» **Problem statement**
Look through the data and write out every line with the word "قفصة" in it.

## BEGIN Provided records

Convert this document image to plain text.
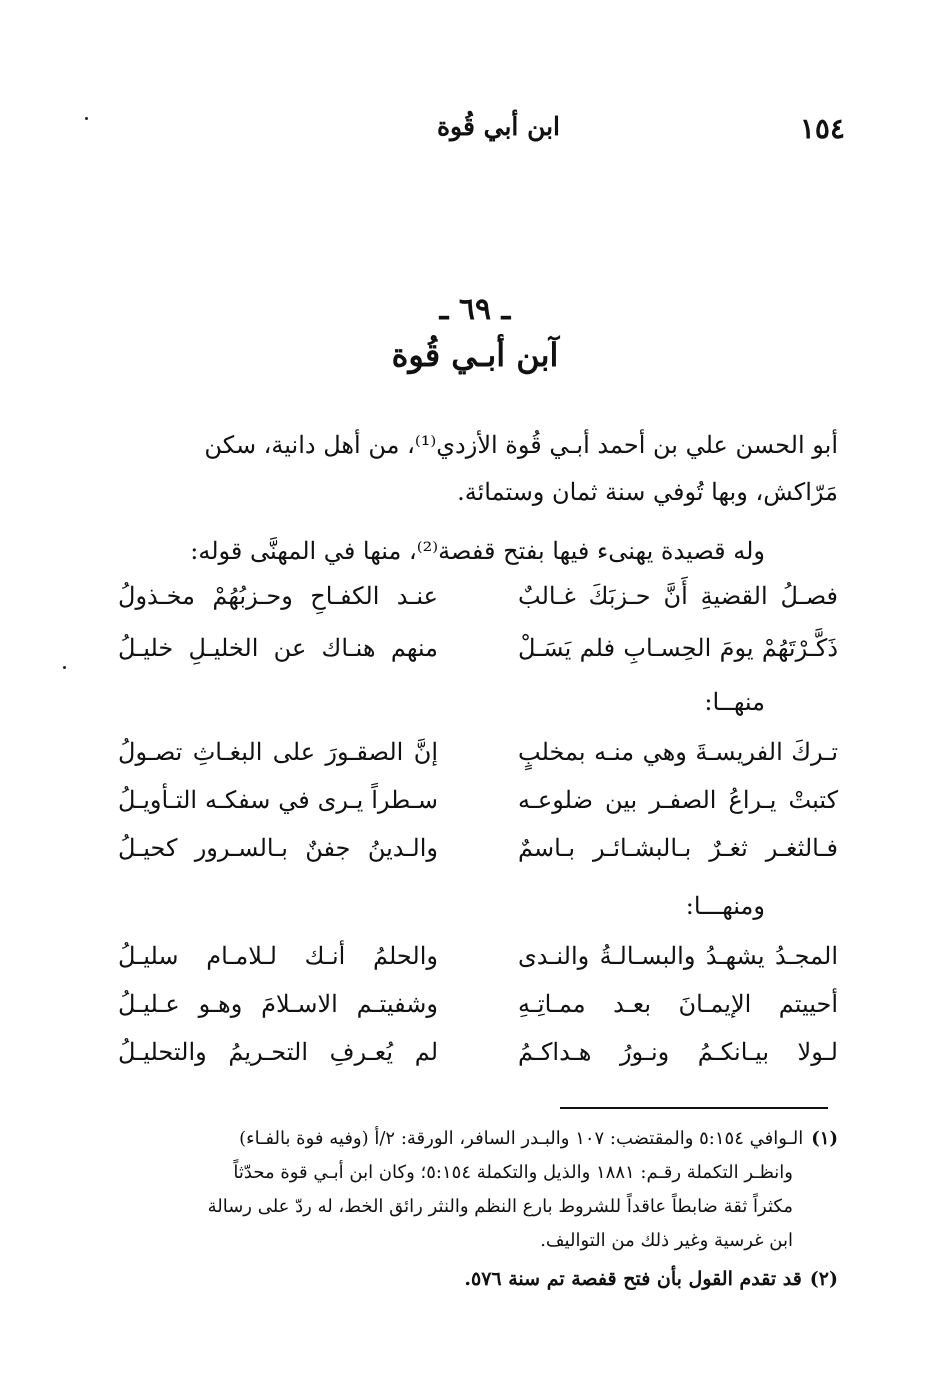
١٥٤
ابن أبي قُوة
ـ ٦٩ ـ
آبن أبـي قُوة
أبو الحسن علي بن أحمد أبـي قُوة الأزدي⁽¹⁾، من أهل دانية، سكن
مَرّاكش، وبها تُوفي سنة ثمان وستمائة.
وله قصيدة يهنىء فيها بفتح قفصة⁽²⁾، منها في المهنَّى قوله:
فصـلُ القضيةِ أَنَّ حـزبَكَ غـالبٌ
عنـد الكفـاحِ وحـزبُهُمْ مخـذولُ
ذَكَّـرْتَهُمْ يومَ الحِسـابِ فلم يَسَـلْ
منهم هنـاك عن الخليـلِ خليـلُ
منهــا:
تـركَ الفريسـةَ وهي منـه بمخلبٍ
إنَّ الصقـورَ على البغـاثِ تصـولُ
كتبتْ يـراعُ الصفـر بين ضلوعـه
سـطراً يـرى في سفكـه التـأويـلُ
فـالثغـر ثغـرٌ بـالبشـائـر بـاسمٌ
والـدينُ جفنٌ بـالسـرور كحيـلُ
ومنهـــا:
المجـدُ يشهـدُ والبسـالـةُ والنـدى
والحلمُ أنـك لـلامـام سليـلُ
أحييتم الإيمـانَ بعـد ممـاتِـهِ
وشفيتـم الاسـلامَ وهـو عـليـلُ
لـولا بيـانكـمُ ونـورُ هـداكـمُ
لم يُعـرفِ التحـريمُ والتحليـلُ
(١)الـوافي ٥:١٥٤ والمقتضب: ١٠٧ والبـدر السافر، الورقة: ٢/أ (وفيه فوة بالفـاء)
وانظـر التكملة رقـم: ١٨٨١ والذيل والتكملة ٥:١٥٤؛ وكان ابن أبـي قوة محدّثاً
مكثراً ثقة ضابطاً عاقداً للشروط بارع النظم والنثر رائق الخط، له ردّ على رسالة
ابن غرسية وغير ذلك من التواليف.
(٢)قد تقدم القول بأن فتح قفصة تم سنة ٥٧٦.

## END Provided records

» **Solution for this task**
وله قصيدة يهنىء فيها بفتح قفصة⁽²⁾، منها في المهنَّى قوله:
(٢)قد تقدم القول بأن فتح قفصة تم سنة ٥٧٦.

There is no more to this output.